====== Material provided ======

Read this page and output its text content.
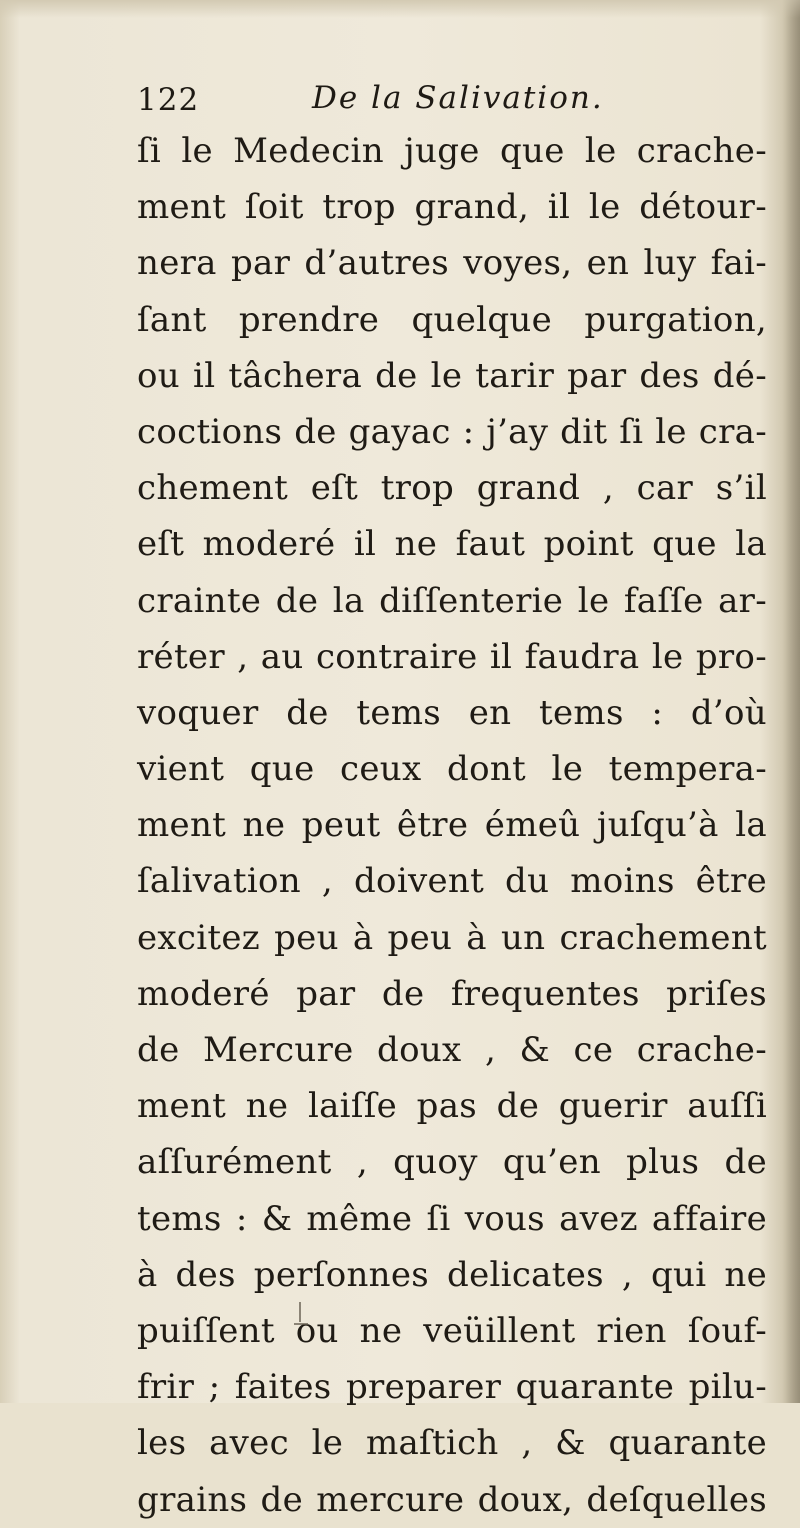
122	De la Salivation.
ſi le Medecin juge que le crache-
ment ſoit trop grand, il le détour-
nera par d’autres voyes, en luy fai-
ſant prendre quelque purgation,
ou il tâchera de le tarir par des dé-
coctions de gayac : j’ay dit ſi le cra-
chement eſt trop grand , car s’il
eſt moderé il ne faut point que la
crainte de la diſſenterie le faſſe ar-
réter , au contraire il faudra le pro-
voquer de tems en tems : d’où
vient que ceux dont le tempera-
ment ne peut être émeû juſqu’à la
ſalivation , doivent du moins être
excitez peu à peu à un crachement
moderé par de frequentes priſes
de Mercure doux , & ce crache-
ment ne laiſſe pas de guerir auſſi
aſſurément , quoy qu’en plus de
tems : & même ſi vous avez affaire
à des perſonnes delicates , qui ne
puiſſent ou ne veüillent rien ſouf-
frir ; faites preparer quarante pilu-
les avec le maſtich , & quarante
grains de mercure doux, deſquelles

======
====== Material provided ======

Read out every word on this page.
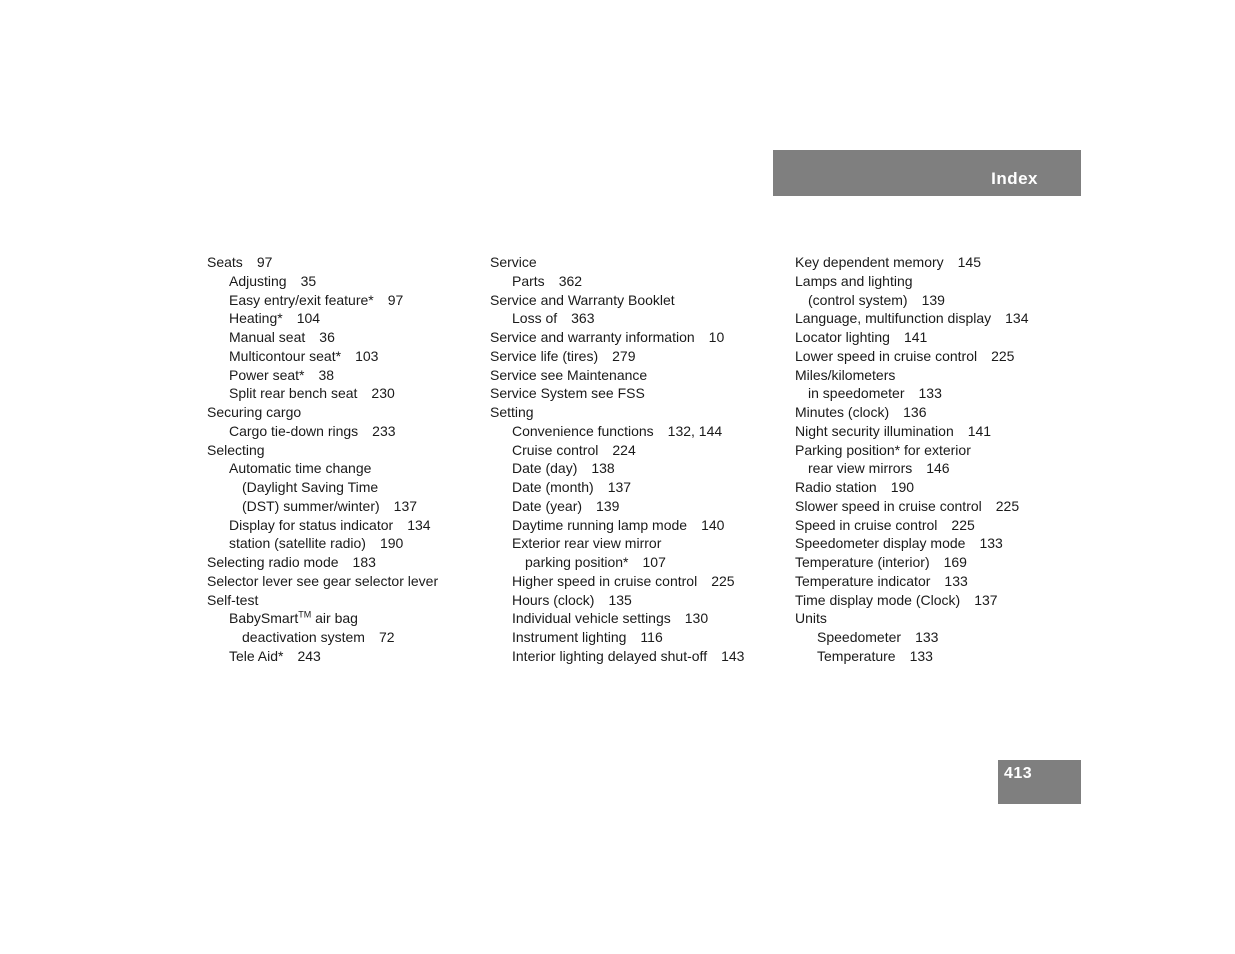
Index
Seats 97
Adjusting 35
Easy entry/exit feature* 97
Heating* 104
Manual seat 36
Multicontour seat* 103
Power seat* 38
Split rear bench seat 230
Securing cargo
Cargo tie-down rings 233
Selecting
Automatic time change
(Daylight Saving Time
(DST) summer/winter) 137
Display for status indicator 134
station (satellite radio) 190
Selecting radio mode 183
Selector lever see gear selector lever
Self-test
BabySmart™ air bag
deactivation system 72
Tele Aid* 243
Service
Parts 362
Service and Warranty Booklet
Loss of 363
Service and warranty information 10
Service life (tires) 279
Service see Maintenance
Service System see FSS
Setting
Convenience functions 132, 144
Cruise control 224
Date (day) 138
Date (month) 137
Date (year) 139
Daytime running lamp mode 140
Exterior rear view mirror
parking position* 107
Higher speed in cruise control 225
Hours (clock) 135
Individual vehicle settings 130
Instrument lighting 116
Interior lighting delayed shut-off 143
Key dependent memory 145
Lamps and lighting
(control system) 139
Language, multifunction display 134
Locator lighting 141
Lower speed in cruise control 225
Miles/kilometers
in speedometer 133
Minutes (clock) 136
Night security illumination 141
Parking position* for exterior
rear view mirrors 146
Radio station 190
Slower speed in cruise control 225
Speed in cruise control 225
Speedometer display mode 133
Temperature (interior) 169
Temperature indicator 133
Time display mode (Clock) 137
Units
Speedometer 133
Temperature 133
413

======

● **Aim**: Which lines contain the word "être"? Return each of them.

● **Finished task**:
ment ne peut être émeû juſqu’à la
ſalivation , doivent du moins être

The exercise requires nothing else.